— Start Available records —

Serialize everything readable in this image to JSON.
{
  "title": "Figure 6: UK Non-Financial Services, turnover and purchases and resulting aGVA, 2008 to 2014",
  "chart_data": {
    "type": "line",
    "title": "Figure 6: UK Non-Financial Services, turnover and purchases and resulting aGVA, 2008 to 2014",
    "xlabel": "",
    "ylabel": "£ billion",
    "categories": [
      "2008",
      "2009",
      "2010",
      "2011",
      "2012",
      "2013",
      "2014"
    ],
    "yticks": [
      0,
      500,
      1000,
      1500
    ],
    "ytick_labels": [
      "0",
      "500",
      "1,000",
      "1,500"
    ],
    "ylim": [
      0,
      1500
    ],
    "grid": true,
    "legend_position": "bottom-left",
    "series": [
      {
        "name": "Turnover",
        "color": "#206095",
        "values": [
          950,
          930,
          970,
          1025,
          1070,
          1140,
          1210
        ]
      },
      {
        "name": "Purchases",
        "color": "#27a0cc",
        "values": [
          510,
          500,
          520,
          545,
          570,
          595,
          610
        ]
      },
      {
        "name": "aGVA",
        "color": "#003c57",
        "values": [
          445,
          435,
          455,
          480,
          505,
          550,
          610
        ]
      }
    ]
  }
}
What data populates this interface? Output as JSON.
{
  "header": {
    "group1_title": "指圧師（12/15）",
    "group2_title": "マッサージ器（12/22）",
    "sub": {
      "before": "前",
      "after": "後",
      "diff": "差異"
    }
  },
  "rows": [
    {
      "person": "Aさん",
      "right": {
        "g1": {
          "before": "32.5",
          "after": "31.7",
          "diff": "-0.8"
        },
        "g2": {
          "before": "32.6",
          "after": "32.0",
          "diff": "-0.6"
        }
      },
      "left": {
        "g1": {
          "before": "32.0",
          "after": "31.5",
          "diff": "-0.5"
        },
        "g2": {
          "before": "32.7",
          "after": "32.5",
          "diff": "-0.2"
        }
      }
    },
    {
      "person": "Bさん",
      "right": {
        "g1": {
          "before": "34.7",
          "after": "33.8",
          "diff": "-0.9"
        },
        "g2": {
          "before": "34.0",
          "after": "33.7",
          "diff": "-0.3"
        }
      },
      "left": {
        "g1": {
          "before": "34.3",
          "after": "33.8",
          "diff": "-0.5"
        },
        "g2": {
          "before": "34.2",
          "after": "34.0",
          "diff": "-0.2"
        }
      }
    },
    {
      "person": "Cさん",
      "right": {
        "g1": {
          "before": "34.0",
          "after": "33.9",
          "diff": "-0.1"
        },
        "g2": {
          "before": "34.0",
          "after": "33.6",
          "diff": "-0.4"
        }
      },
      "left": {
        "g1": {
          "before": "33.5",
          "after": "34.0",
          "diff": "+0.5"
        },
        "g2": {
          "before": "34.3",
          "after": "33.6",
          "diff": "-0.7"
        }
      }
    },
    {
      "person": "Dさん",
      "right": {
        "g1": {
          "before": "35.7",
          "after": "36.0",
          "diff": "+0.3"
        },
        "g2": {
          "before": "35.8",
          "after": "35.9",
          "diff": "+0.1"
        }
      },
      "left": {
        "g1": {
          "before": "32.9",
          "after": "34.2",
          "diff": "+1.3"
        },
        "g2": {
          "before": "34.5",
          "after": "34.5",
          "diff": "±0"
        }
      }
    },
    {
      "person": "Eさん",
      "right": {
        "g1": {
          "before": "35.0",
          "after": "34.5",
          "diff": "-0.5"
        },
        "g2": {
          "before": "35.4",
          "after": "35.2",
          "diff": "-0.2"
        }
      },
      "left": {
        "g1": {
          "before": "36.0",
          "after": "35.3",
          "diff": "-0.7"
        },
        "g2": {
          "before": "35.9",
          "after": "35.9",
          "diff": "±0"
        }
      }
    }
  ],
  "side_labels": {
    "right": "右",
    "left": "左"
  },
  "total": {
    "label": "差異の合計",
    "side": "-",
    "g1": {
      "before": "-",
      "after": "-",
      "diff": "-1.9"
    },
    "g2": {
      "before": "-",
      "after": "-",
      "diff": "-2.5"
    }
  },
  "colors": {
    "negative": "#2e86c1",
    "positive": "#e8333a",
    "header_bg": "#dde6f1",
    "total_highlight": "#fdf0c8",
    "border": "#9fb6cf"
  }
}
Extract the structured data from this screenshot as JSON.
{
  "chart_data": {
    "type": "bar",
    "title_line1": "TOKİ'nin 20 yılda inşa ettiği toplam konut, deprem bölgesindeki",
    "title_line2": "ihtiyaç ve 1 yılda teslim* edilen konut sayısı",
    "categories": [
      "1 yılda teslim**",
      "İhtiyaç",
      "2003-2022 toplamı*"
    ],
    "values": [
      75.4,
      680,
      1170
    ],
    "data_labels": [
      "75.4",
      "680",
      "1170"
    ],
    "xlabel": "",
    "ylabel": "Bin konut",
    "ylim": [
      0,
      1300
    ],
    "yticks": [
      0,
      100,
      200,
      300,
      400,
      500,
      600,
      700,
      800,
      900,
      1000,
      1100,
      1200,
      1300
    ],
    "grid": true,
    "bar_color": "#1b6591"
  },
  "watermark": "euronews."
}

— End Available records —

Copy every line of the listing containing the string "Figure".

  "title": "Figure 6: UK Non-Financial Services, turnover and purchases and resulting aGVA, 2008 to 2014",
    "title": "Figure 6: UK Non-Financial Services, turnover and purchases and resulting aGVA, 2008 to 2014",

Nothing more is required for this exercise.